* _REQUIRED WORK_: Tell how many lines in these records contain the string "JSON", with only the number as the reply.

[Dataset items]
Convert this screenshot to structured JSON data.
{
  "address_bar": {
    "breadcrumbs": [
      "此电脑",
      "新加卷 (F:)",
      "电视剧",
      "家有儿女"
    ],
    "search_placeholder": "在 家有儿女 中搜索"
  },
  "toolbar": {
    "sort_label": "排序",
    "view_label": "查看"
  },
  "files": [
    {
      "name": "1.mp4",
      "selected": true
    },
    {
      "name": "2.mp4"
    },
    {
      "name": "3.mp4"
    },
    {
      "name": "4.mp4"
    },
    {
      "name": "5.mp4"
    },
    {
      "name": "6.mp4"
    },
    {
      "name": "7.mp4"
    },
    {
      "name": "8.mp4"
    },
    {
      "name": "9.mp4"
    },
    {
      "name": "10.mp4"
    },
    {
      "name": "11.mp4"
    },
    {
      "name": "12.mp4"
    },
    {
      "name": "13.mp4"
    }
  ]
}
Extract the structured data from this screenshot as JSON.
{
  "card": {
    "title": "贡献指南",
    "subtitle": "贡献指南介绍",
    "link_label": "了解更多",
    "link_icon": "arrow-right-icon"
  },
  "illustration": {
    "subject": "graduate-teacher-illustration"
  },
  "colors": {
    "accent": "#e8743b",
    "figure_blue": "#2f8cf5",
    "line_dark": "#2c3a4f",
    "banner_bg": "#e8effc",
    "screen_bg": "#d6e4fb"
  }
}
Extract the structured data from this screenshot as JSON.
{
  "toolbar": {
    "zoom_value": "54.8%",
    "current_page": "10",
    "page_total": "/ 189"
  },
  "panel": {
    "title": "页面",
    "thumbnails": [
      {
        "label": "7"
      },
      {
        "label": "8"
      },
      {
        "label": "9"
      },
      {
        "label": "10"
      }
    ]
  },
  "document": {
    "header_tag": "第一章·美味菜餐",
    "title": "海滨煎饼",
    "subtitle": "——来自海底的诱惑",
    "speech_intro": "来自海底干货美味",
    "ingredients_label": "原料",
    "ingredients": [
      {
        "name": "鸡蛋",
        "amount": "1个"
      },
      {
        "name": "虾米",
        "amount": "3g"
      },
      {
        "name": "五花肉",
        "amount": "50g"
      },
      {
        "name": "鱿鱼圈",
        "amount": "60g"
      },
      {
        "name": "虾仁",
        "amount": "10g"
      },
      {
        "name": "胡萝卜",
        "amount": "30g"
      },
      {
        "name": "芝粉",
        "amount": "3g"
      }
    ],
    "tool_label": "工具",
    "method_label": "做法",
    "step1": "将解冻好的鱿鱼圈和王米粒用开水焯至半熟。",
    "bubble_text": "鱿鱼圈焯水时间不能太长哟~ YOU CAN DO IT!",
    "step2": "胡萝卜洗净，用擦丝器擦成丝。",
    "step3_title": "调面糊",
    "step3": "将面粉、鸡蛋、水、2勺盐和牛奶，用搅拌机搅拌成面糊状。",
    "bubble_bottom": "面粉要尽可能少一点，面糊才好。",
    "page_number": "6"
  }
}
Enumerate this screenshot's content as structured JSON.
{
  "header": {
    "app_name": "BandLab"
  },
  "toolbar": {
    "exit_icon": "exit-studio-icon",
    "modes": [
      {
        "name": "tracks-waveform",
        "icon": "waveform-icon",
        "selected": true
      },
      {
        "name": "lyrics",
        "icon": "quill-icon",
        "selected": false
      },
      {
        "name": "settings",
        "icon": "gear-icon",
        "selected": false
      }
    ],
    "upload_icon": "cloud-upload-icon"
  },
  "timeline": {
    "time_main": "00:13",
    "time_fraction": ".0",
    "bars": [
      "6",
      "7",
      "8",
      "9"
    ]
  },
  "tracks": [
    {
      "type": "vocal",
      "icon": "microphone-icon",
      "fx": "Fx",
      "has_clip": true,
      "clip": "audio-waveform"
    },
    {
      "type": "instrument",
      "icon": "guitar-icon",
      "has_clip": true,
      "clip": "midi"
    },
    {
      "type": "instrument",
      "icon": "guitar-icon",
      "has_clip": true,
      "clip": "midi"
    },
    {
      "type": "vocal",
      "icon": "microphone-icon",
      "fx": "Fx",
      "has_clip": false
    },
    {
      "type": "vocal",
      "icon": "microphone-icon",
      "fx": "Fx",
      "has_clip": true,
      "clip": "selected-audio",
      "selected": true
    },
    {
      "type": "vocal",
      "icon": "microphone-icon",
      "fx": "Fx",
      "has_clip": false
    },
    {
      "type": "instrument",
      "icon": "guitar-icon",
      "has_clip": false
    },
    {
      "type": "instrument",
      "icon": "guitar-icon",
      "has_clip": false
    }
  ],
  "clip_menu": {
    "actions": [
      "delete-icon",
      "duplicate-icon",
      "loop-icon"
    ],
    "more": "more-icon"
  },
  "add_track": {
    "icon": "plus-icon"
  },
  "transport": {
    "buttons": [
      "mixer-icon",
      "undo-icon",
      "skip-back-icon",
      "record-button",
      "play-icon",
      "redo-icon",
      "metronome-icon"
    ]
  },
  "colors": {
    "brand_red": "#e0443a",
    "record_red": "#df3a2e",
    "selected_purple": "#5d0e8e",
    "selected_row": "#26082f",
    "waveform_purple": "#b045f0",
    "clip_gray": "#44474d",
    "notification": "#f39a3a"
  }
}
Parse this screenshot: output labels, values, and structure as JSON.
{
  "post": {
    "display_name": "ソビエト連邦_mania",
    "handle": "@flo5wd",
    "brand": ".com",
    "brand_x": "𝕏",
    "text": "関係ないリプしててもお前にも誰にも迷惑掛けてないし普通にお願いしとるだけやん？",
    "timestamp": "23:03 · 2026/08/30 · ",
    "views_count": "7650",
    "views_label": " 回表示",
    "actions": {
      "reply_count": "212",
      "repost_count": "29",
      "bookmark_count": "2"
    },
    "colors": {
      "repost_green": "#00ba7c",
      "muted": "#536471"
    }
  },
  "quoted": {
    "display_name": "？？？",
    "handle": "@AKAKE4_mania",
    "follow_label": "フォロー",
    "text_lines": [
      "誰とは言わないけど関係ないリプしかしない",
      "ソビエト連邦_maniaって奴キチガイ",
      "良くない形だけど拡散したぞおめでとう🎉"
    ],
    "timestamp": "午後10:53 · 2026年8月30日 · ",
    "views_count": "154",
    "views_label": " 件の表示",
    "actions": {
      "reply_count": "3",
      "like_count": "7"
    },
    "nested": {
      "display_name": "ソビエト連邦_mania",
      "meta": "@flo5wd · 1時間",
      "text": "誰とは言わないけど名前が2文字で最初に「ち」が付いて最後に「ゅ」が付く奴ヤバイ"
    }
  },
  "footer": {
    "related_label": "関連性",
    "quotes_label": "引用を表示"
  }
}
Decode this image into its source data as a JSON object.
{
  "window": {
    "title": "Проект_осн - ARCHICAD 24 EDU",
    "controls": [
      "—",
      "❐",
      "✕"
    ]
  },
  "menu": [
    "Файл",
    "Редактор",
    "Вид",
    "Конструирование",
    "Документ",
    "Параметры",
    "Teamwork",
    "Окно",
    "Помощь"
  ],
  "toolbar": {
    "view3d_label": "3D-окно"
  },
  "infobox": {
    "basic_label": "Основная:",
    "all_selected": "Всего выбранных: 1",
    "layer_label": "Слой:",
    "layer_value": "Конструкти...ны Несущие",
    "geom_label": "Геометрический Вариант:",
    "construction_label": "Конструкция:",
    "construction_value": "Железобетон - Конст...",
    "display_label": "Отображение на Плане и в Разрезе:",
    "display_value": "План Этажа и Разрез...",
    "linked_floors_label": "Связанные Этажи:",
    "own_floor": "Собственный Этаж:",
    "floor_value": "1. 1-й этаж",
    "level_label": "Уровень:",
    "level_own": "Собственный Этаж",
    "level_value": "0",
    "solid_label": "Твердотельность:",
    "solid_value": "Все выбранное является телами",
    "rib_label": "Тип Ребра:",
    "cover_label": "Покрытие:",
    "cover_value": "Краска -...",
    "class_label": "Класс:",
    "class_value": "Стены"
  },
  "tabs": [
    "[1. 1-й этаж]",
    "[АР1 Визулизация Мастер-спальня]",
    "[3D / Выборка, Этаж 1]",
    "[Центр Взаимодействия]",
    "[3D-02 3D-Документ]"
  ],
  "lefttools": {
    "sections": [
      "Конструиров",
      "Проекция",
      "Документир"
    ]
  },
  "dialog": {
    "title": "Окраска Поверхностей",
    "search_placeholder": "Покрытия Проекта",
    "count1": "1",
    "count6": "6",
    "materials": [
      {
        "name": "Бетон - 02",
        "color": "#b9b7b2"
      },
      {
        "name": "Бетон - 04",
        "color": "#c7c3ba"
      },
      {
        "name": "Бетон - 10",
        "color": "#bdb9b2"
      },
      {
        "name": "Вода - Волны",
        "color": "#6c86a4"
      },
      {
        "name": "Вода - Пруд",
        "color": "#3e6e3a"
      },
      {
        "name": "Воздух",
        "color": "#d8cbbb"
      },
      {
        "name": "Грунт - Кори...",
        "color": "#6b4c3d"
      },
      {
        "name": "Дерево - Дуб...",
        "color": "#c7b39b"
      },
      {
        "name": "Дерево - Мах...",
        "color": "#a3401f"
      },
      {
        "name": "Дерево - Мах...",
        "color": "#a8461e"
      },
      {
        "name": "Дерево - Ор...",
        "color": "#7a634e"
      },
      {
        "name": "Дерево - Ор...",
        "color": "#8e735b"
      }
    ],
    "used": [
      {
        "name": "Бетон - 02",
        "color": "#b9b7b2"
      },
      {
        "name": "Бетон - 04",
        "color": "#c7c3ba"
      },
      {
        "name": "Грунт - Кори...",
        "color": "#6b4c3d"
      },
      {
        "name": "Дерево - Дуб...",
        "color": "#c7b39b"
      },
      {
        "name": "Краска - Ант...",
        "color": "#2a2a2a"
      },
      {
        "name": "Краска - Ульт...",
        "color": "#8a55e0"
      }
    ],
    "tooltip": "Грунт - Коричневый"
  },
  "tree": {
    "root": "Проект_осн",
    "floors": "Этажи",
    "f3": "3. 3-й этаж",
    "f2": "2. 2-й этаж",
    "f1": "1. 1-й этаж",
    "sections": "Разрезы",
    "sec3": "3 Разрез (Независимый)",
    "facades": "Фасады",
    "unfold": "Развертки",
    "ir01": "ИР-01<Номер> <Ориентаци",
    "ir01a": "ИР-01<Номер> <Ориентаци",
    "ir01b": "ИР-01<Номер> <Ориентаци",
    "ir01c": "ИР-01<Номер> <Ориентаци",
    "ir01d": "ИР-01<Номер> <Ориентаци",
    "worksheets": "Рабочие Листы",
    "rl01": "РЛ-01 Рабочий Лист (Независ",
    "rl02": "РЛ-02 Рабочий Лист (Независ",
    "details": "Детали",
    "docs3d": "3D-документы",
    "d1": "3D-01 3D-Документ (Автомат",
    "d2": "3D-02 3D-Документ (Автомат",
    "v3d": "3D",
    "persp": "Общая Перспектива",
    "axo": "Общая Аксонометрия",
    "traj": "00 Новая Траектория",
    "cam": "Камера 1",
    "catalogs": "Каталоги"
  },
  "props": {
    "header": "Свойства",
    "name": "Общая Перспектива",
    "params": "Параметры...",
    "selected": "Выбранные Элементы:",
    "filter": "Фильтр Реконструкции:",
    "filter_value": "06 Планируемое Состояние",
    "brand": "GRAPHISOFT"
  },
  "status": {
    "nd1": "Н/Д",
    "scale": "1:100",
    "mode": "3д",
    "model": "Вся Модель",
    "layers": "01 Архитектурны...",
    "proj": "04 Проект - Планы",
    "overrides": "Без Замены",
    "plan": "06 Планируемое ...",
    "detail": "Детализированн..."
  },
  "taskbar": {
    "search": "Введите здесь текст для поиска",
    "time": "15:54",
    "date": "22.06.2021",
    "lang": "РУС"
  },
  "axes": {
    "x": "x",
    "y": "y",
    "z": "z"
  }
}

* _OUTPUT FOR THIS TASK_: 6